━━━━━ Extracted information
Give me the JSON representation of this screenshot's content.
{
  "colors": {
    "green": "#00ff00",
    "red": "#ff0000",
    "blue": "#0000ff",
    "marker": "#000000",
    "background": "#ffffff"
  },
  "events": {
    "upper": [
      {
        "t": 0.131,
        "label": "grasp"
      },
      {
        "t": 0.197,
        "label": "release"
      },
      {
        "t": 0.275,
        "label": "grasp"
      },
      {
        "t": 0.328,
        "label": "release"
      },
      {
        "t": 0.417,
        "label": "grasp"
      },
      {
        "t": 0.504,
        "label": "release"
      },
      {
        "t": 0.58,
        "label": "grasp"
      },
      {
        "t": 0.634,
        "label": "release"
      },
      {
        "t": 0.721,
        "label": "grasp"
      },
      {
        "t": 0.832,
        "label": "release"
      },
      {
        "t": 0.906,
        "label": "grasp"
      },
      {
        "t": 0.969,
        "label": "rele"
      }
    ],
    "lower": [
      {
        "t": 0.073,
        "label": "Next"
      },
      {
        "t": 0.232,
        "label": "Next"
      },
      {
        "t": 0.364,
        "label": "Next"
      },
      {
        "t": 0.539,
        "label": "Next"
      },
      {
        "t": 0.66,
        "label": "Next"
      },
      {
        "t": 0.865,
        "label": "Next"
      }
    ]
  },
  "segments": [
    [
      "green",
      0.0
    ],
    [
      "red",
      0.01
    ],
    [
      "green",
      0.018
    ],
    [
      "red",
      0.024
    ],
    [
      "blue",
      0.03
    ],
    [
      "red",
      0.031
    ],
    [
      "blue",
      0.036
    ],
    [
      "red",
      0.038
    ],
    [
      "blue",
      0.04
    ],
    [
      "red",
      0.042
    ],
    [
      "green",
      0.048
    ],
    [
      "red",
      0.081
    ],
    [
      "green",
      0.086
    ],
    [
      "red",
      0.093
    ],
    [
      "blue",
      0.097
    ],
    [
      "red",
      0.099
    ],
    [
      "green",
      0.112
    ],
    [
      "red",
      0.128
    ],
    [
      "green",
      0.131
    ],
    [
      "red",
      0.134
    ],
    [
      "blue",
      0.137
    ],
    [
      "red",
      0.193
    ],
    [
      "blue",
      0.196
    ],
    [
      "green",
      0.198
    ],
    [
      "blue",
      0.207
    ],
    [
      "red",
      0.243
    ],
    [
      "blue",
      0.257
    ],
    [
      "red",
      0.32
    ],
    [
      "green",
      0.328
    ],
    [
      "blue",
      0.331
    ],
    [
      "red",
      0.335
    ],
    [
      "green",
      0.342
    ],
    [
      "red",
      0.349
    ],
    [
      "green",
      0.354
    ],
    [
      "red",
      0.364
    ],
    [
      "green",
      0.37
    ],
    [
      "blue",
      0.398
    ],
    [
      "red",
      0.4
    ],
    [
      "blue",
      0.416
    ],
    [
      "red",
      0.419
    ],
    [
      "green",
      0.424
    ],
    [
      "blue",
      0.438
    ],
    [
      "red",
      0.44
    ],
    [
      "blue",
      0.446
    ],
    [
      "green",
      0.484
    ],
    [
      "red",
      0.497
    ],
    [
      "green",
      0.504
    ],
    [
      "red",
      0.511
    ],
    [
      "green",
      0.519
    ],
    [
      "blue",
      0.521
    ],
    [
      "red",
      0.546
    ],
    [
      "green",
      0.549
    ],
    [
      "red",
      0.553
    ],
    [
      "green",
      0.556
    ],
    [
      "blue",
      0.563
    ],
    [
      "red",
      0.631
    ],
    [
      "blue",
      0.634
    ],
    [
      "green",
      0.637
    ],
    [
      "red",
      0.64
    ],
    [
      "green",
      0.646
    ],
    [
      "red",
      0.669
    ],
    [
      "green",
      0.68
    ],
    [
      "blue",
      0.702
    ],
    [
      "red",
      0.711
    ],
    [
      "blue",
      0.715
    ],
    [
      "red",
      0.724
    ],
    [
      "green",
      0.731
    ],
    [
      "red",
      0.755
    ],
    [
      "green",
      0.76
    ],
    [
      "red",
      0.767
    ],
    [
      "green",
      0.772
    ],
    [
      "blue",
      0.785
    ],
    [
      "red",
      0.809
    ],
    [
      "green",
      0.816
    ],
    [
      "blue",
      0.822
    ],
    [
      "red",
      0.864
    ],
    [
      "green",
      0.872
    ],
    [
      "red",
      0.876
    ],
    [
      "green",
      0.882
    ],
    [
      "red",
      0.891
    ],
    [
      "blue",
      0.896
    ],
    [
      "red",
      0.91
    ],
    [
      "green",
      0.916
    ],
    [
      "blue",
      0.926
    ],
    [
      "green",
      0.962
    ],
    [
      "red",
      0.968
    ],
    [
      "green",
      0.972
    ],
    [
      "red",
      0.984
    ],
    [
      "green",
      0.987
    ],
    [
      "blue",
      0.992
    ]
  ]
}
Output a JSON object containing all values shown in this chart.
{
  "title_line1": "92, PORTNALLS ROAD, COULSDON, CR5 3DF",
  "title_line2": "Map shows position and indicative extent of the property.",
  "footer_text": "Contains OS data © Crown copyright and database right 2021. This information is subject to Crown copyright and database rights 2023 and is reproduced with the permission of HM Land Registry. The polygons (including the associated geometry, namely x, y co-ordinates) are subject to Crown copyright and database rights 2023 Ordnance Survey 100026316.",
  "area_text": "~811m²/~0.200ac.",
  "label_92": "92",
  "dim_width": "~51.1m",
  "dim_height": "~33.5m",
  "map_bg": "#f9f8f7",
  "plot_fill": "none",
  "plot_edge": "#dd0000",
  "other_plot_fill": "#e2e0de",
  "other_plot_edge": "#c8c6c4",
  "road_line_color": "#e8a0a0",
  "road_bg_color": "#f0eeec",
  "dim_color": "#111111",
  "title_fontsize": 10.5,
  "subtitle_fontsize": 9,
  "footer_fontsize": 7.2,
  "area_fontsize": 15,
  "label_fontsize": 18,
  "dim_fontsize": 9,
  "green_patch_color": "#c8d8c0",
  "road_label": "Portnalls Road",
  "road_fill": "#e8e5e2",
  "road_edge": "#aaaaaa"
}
━━━━━━━━━━
## The problem
Out of the material above, gather each line where "JSON" appears.

## Task solution
Give me the JSON representation of this screenshot's content.
Output a JSON object containing all values shown in this chart.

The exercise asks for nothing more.